Write the listing below out again exactly, dropping the images.

──────

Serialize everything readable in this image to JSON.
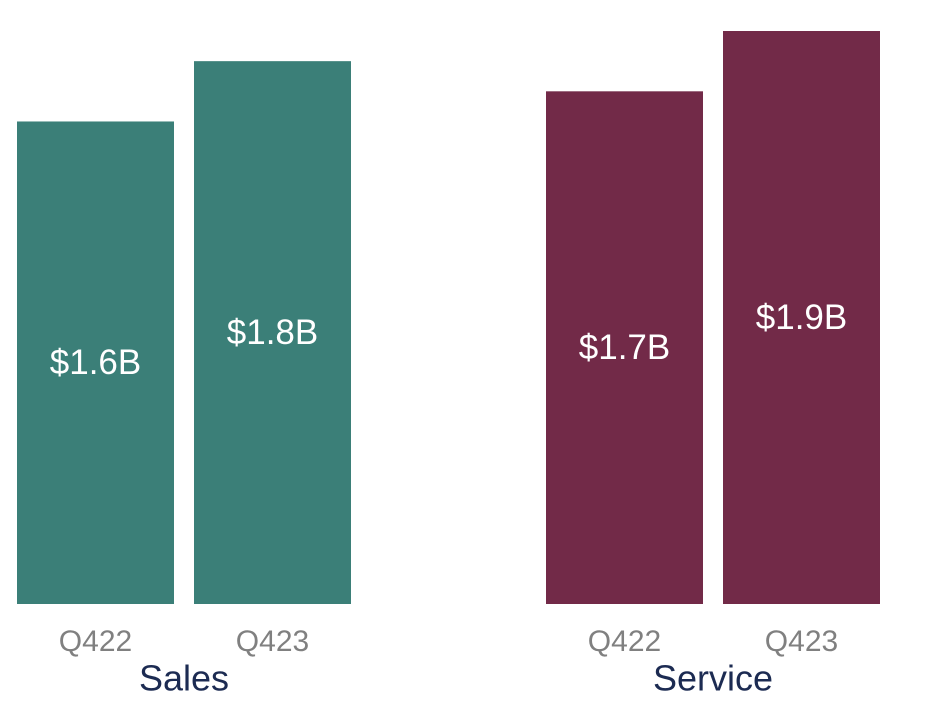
{
  "chart_data": [
    {
      "type": "bar",
      "title": "Sales",
      "categories": [
        "Q422",
        "Q423"
      ],
      "values": [
        1.6,
        1.8
      ],
      "value_labels": [
        "$1.6B",
        "$1.8B"
      ],
      "color": "#3b7f78"
    },
    {
      "type": "bar",
      "title": "Service",
      "categories": [
        "Q422",
        "Q423"
      ],
      "values": [
        1.7,
        1.9
      ],
      "value_labels": [
        "$1.7B",
        "$1.9B"
      ],
      "color": "#722a48"
    }
  ]
}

──────

*Answer to the task:*
Serialize everything readable in this image to JSON.
{
  "chart_data": [
    {
      "type": "bar",
      "title": "Sales",
      "categories": [
        "Q422",
        "Q423"
      ],
      "values": [
        1.6,
        1.8
      ],
      "value_labels": [
        "$1.6B",
        "$1.8B"
      ],
      "color": "#3b7f78"
    },
    {
      "type": "bar",
      "title": "Service",
      "categories": [
        "Q422",
        "Q423"
      ],
      "values": [
        1.7,
        1.9
      ],
      "value_labels": [
        "$1.7B",
        "$1.9B"
      ],
      "color": "#722a48"
    }
  ]
}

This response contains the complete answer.